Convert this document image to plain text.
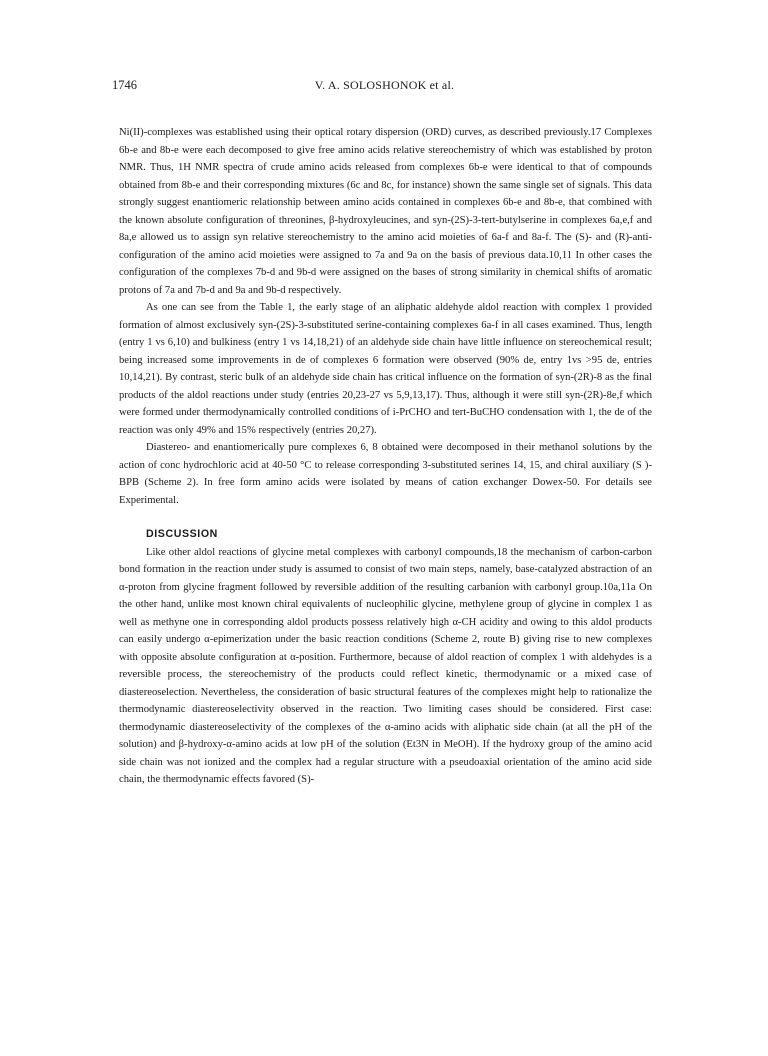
1746	V. A. SOLOSHONOK et al.

Ni(II)-complexes was established using their optical rotary dispersion (ORD) curves, as described previously.17 Complexes 6b-e and 8b-e were each decomposed to give free amino acids relative stereochemistry of which was established by proton NMR. Thus, 1H NMR spectra of crude amino acids released from complexes 6b-e were identical to that of compounds obtained from 8b-e and their corresponding mixtures (6c and 8c, for instance) shown the same single set of signals. This data strongly suggest enantiomeric relationship between amino acids contained in complexes 6b-e and 8b-e, that combined with the known absolute configuration of threonines, β-hydroxyleucines, and syn-(2S)-3-tert-butylserine in complexes 6a,e,f and 8a,e allowed us to assign syn relative stereochemistry to the amino acid moieties of 6a-f and 8a-f. The (S)- and (R)-anti-configuration of the amino acid moieties were assigned to 7a and 9a on the basis of previous data.10,11 In other cases the configuration of the complexes 7b-d and 9b-d were assigned on the bases of strong similarity in chemical shifts of aromatic protons of 7a and 7b-d and 9a and 9b-d respectively.

As one can see from the Table 1, the early stage of an aliphatic aldehyde aldol reaction with complex 1 provided formation of almost exclusively syn-(2S)-3-substituted serine-containing complexes 6a-f in all cases examined. Thus, length (entry 1 vs 6,10) and bulkiness (entry 1 vs 14,18,21) of an aldehyde side chain have little influence on stereochemical result; being increased some improvements in de of complexes 6 formation were observed (90% de, entry 1vs >95 de, entries 10,14,21). By contrast, steric bulk of an aldehyde side chain has critical influence on the formation of syn-(2R)-8 as the final products of the aldol reactions under study (entries 20,23-27 vs 5,9,13,17). Thus, although it were still syn-(2R)-8e,f which were formed under thermodynamically controlled conditions of i-PrCHO and tert-BuCHO condensation with 1, the de of the reaction was only 49% and 15% respectively (entries 20,27).

Diastereo- and enantiomerically pure complexes 6, 8 obtained were decomposed in their methanol solutions by the action of conc hydrochloric acid at 40-50 °C to release corresponding 3-substituted serines 14, 15, and chiral auxiliary (S )-BPB (Scheme 2). In free form amino acids were isolated by means of cation exchanger Dowex-50. For details see Experimental.

DISCUSSION

Like other aldol reactions of glycine metal complexes with carbonyl compounds,18 the mechanism of carbon-carbon bond formation in the reaction under study is assumed to consist of two main steps, namely, base-catalyzed abstraction of an α-proton from glycine fragment followed by reversible addition of the resulting carbanion with carbonyl group.10a,11a On the other hand, unlike most known chiral equivalents of nucleophilic glycine, methylene group of glycine in complex 1 as well as methyne one in corresponding aldol products possess relatively high α-CH acidity and owing to this aldol products can easily undergo α-epimerization under the basic reaction conditions (Scheme 2, route B) giving rise to new complexes with opposite absolute configuration at α-position. Furthermore, because of aldol reaction of complex 1 with aldehydes is a reversible process, the stereochemistry of the products could reflect kinetic, thermodynamic or a mixed case of diastereoselection. Nevertheless, the consideration of basic structural features of the complexes might help to rationalize the thermodynamic diastereoselectivity observed in the reaction. Two limiting cases should be considered. First case: thermodynamic diastereoselectivity of the complexes of the α-amino acids with aliphatic side chain (at all the pH of the solution) and β-hydroxy-α-amino acids at low pH of the solution (Et3N in MeOH). If the hydroxy group of the amino acid side chain was not ionized and the complex had a regular structure with a pseudoaxial orientation of the amino acid side chain, the thermodynamic effects favored (S)-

** What to do **
Check each line of the records for the word "obtained", and show the lines that contain it.

** Task output **
Ni(II)-complexes was established using their optical rotary dispersion (ORD) curves, as described previously.17 Complexes 6b-e and 8b-e were each decomposed to give free amino acids relative stereochemistry of which was established by proton NMR. Thus, 1H NMR spectra of crude amino acids released from complexes 6b-e were identical to that of compounds obtained from 8b-e and their corresponding mixtures (6c and 8c, for instance) shown the same single set of signals. This data strongly suggest enantiomeric relationship between amino acids contained in complexes 6b-e and 8b-e, that combined with the known absolute configuration of threonines, β-hydroxyleucines, and syn-(2S)-3-tert-butylserine in complexes 6a,e,f and 8a,e allowed us to assign syn relative stereochemistry to the amino acid moieties of 6a-f and 8a-f. The (S)- and (R)-anti-configuration of the amino acid moieties were assigned to 7a and 9a on the basis of previous data.10,11 In other cases the configuration of the complexes 7b-d and 9b-d were assigned on the bases of strong similarity in chemical shifts of aromatic protons of 7a and 7b-d and 9a and 9b-d respectively.
Diastereo- and enantiomerically pure complexes 6, 8 obtained were decomposed in their methanol solutions by the action of conc hydrochloric acid at 40-50 °C to release corresponding 3-substituted serines 14, 15, and chiral auxiliary (S )-BPB (Scheme 2). In free form amino acids were isolated by means of cation exchanger Dowex-50. For details see Experimental.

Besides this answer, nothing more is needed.